━━━━━ Supplied material ━━━━━

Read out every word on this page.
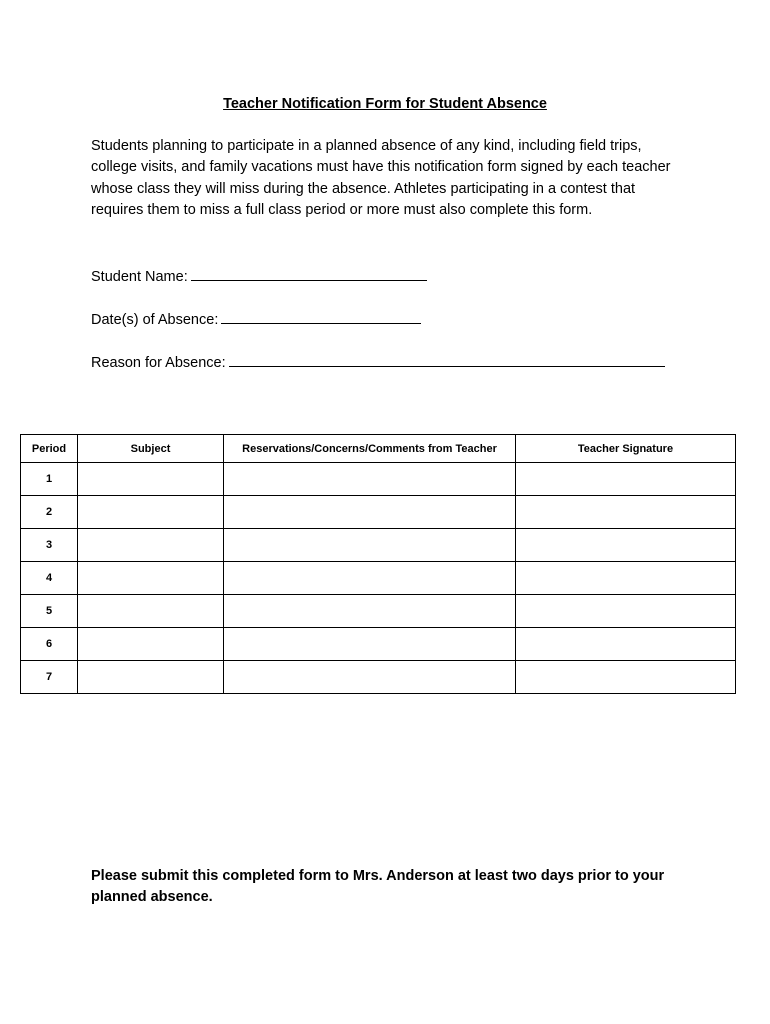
Teacher Notification Form for Student Absence

Students planning to participate in a planned absence of any kind, including field trips, college visits, and family vacations must have this notification form signed by each teacher whose class they will miss during the absence. Athletes participating in a contest that requires them to miss a full class period or more must also complete this form.

Student Name:
Date(s) of Absence:
Reason for Absence:
Period	Subject	Reservations/Concerns/Comments from Teacher	Teacher Signature
1			
2			
3			
4			
5			
6			
7			
Please submit this completed form to Mrs. Anderson at least two days prior to your planned absence.
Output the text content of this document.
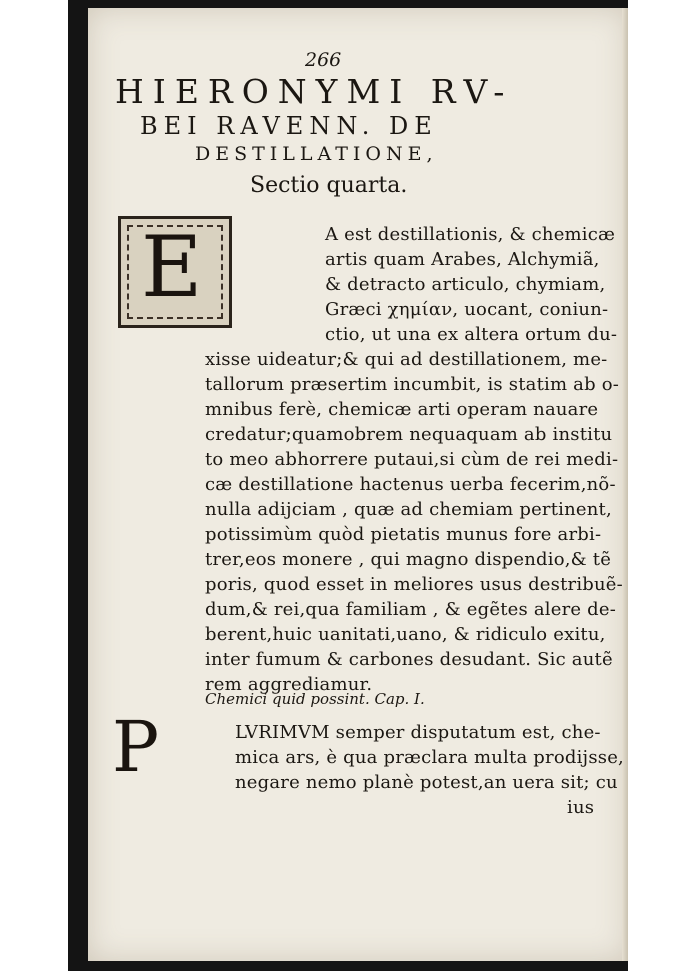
266
HIERONYMI RV-
BEI RAVENN. DE
DESTILLATIONE,
Sectio quarta.
E	A est destillationis, & chemicæ
artis quam Arabes, Alchymiã,
& detracto articulo, chymiam,
Græci χημίαν, uocant, coniun-
ctio, ut una ex altera ortum du-
xisse uideatur;& qui ad destillationem, me-
tallorum præsertim incumbit, is statim ab o-
mnibus ferè, chemicæ arti operam nauare
credatur;quamobrem nequaquam ab institu
to meo abhorrere putaui,si cùm de rei medi-
cæ destillatione hactenus uerba fecerim,nõ-
nulla adijciam , quæ ad chemiam pertinent,
potissimùm quòd pietatis munus fore arbi-
trer,eos monere , qui magno dispendio,& tẽ
poris, quod esset in meliores usus destribuẽ-
dum,& rei,qua familiam , & egẽtes alere de-
berent,huic uanitati,uano, & ridiculo exitu,
inter fumum & carbones desudant. Sic autẽ
rem aggrediamur.
Chemici quid possint. Cap. I.
P	LVRIMVM semper disputatum est, che-
mica ars, è qua præclara multa prodijsse,
negare nemo planè potest,an uera sit; cu
ius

━━━━━

Instruction: All the records need to be repeated exactly, with the images dropped.

Correct output:
Read out every word on this page.
Teacher Notification Form for Student Absence

Students planning to participate in a planned absence of any kind, including field trips, college visits, and family vacations must have this notification form signed by each teacher whose class they will miss during the absence. Athletes participating in a contest that requires them to miss a full class period or more must also complete this form.

Student Name:
Date(s) of Absence:
Reason for Absence:
Period	Subject	Reservations/Concerns/Comments from Teacher	Teacher Signature
1			
2			
3			
4			
5			
6			
7			
Please submit this completed form to Mrs. Anderson at least two days prior to your planned absence.
Output the text content of this document.
266
HIERONYMI RV-
BEI RAVENN. DE
DESTILLATIONE,
Sectio quarta.
E	A est destillationis, & chemicæ
artis quam Arabes, Alchymiã,
& detracto articulo, chymiam,
Græci χημίαν, uocant, coniun-
ctio, ut una ex altera ortum du-
xisse uideatur;& qui ad destillationem, me-
tallorum præsertim incumbit, is statim ab o-
mnibus ferè, chemicæ arti operam nauare
credatur;quamobrem nequaquam ab institu
to meo abhorrere putaui,si cùm de rei medi-
cæ destillatione hactenus uerba fecerim,nõ-
nulla adijciam , quæ ad chemiam pertinent,
potissimùm quòd pietatis munus fore arbi-
trer,eos monere , qui magno dispendio,& tẽ
poris, quod esset in meliores usus destribuẽ-
dum,& rei,qua familiam , & egẽtes alere de-
berent,huic uanitati,uano, & ridiculo exitu,
inter fumum & carbones desudant. Sic autẽ
rem aggrediamur.
Chemici quid possint. Cap. I.
P	LVRIMVM semper disputatum est, che-
mica ars, è qua præclara multa prodijsse,
negare nemo planè potest,an uera sit; cu
ius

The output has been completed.